*** Excerpted records

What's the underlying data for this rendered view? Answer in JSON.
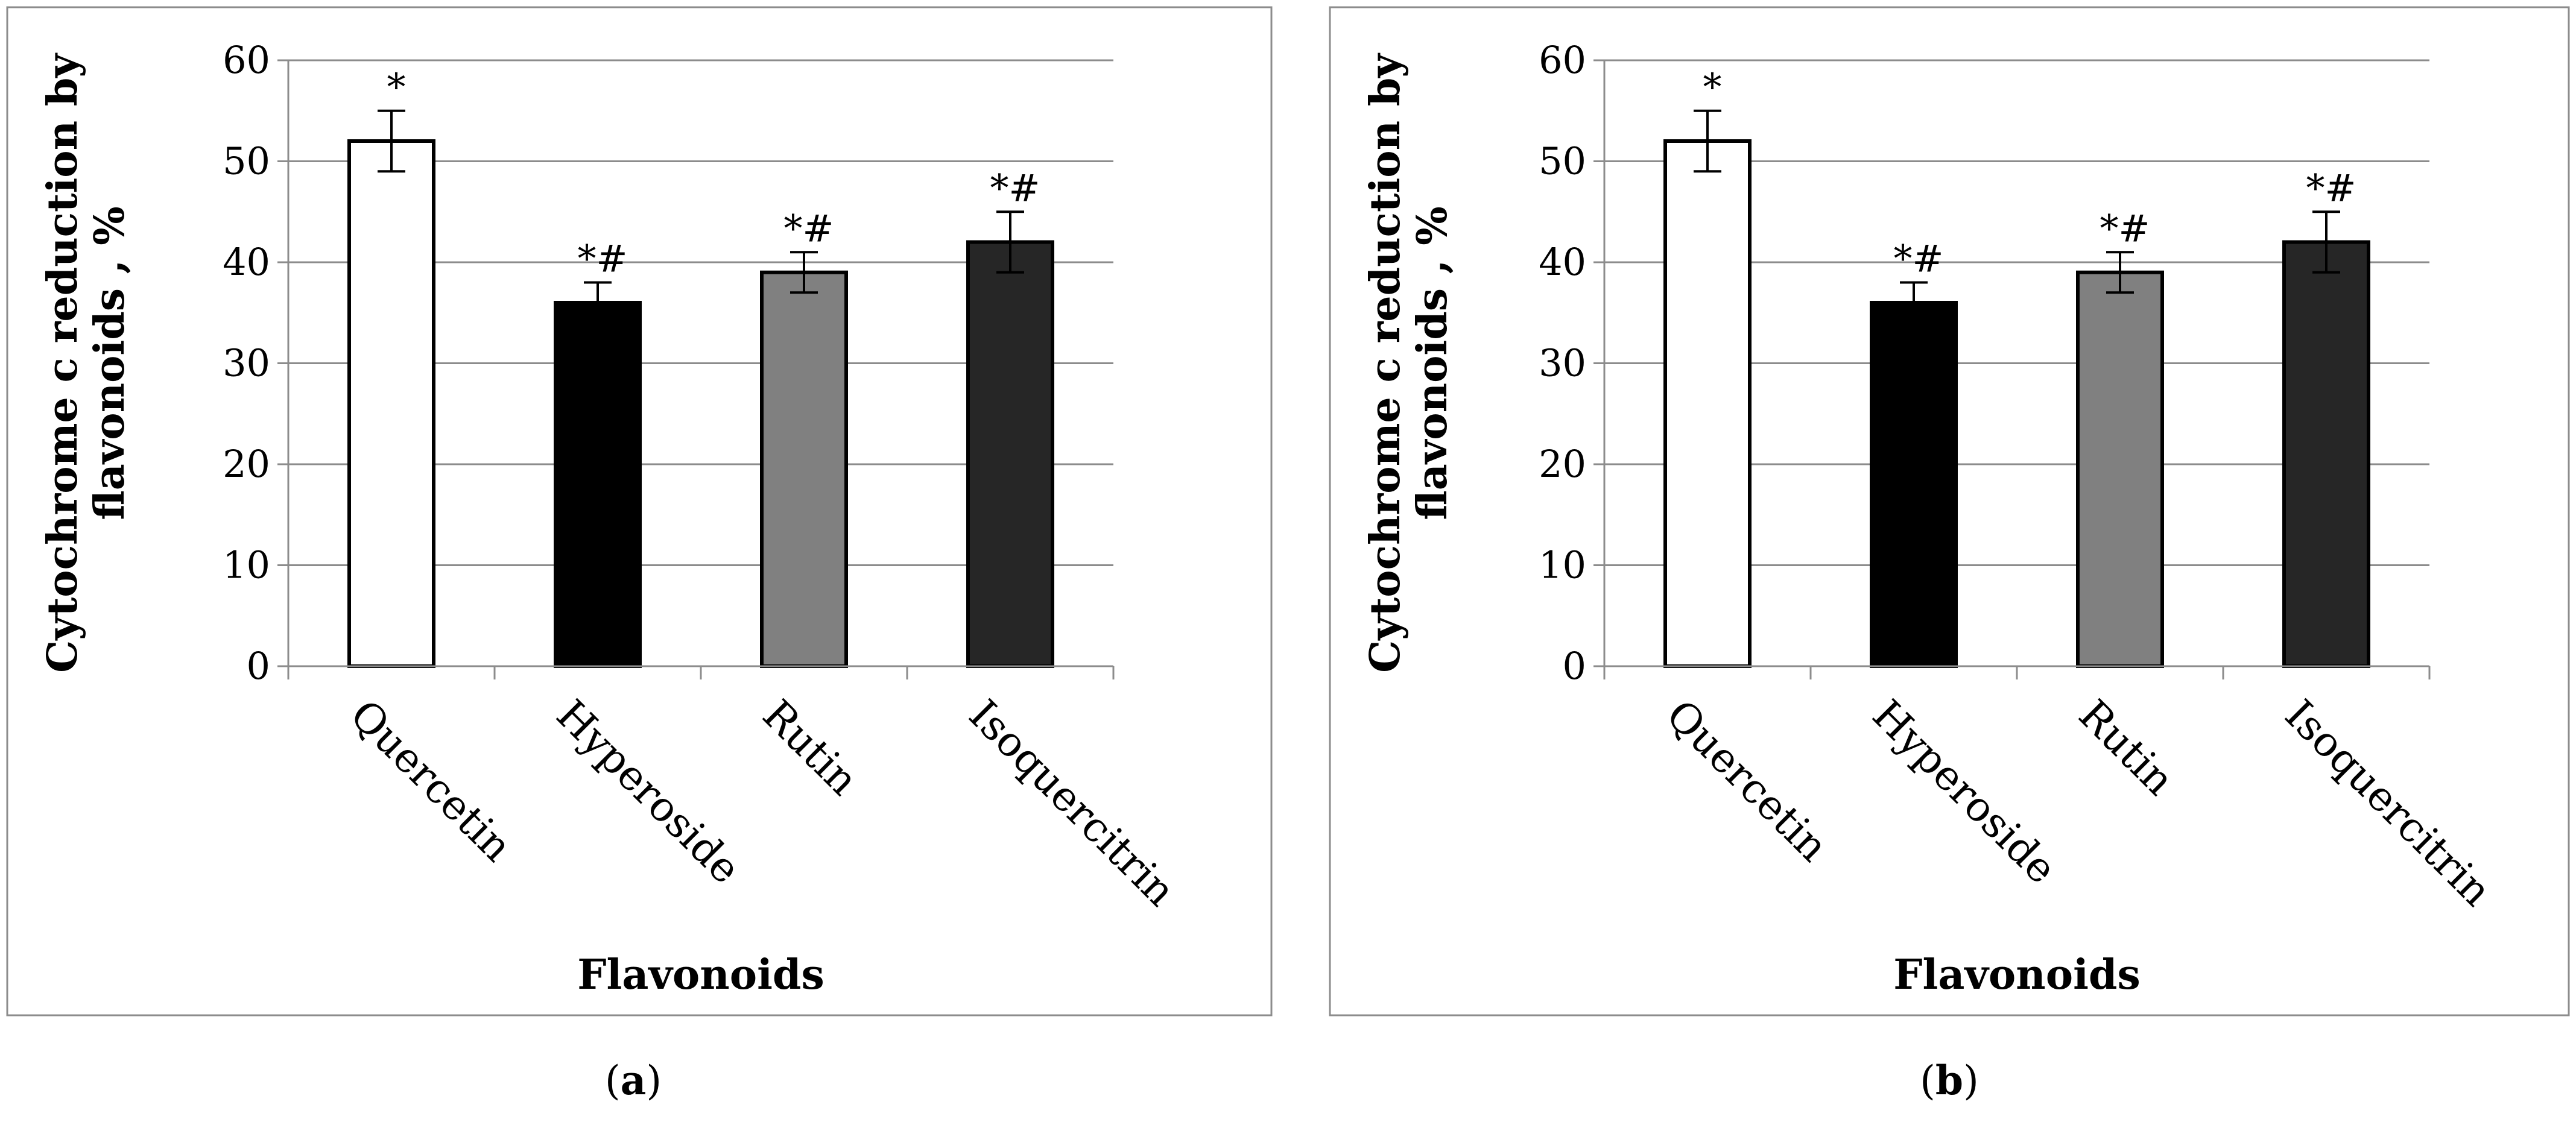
{
  "chart_data": [
    {
      "type": "bar",
      "panel_caption": {
        "open": "(",
        "letter": "a",
        "close": ")"
      },
      "categories": [
        "Quercetin",
        "Hyperoside",
        "Rutin",
        "Isoquercitrin"
      ],
      "values": [
        52,
        36,
        39,
        42
      ],
      "errors": [
        3,
        2,
        2,
        3
      ],
      "significance": [
        "*",
        "*#",
        "*#",
        "*#"
      ],
      "bar_colors": [
        "#ffffff",
        "#000000",
        "#808080",
        "#262626"
      ],
      "ylabel_lines": [
        "Cytochrome c reduction by",
        "flavonoids , %"
      ],
      "xlabel": "Flavonoids",
      "ylim": [
        0,
        60
      ],
      "yticks": [
        0,
        10,
        20,
        30,
        40,
        50,
        60
      ],
      "grid": true
    },
    {
      "type": "bar",
      "panel_caption": {
        "open": "(",
        "letter": "b",
        "close": ")"
      },
      "categories": [
        "Quercetin",
        "Hyperoside",
        "Rutin",
        "Isoquercitrin"
      ],
      "values": [
        52,
        36,
        39,
        42
      ],
      "errors": [
        3,
        2,
        2,
        3
      ],
      "significance": [
        "*",
        "*#",
        "*#",
        "*#"
      ],
      "bar_colors": [
        "#ffffff",
        "#000000",
        "#808080",
        "#262626"
      ],
      "ylabel_lines": [
        "Cytochrome c reduction by",
        "flavonoids , %"
      ],
      "xlabel": "Flavonoids",
      "ylim": [
        0,
        60
      ],
      "yticks": [
        0,
        10,
        20,
        30,
        40,
        50,
        60
      ],
      "grid": true
    }
  ]
}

******

### Your objective
Repeat the data exactly, without the pictures.

### Solution
What's the underlying data for this rendered view? Answer in JSON.
{
  "chart_data": [
    {
      "type": "bar",
      "panel_caption": {
        "open": "(",
        "letter": "a",
        "close": ")"
      },
      "categories": [
        "Quercetin",
        "Hyperoside",
        "Rutin",
        "Isoquercitrin"
      ],
      "values": [
        52,
        36,
        39,
        42
      ],
      "errors": [
        3,
        2,
        2,
        3
      ],
      "significance": [
        "*",
        "*#",
        "*#",
        "*#"
      ],
      "bar_colors": [
        "#ffffff",
        "#000000",
        "#808080",
        "#262626"
      ],
      "ylabel_lines": [
        "Cytochrome c reduction by",
        "flavonoids , %"
      ],
      "xlabel": "Flavonoids",
      "ylim": [
        0,
        60
      ],
      "yticks": [
        0,
        10,
        20,
        30,
        40,
        50,
        60
      ],
      "grid": true
    },
    {
      "type": "bar",
      "panel_caption": {
        "open": "(",
        "letter": "b",
        "close": ")"
      },
      "categories": [
        "Quercetin",
        "Hyperoside",
        "Rutin",
        "Isoquercitrin"
      ],
      "values": [
        52,
        36,
        39,
        42
      ],
      "errors": [
        3,
        2,
        2,
        3
      ],
      "significance": [
        "*",
        "*#",
        "*#",
        "*#"
      ],
      "bar_colors": [
        "#ffffff",
        "#000000",
        "#808080",
        "#262626"
      ],
      "ylabel_lines": [
        "Cytochrome c reduction by",
        "flavonoids , %"
      ],
      "xlabel": "Flavonoids",
      "ylim": [
        0,
        60
      ],
      "yticks": [
        0,
        10,
        20,
        30,
        40,
        50,
        60
      ],
      "grid": true
    }
  ]
}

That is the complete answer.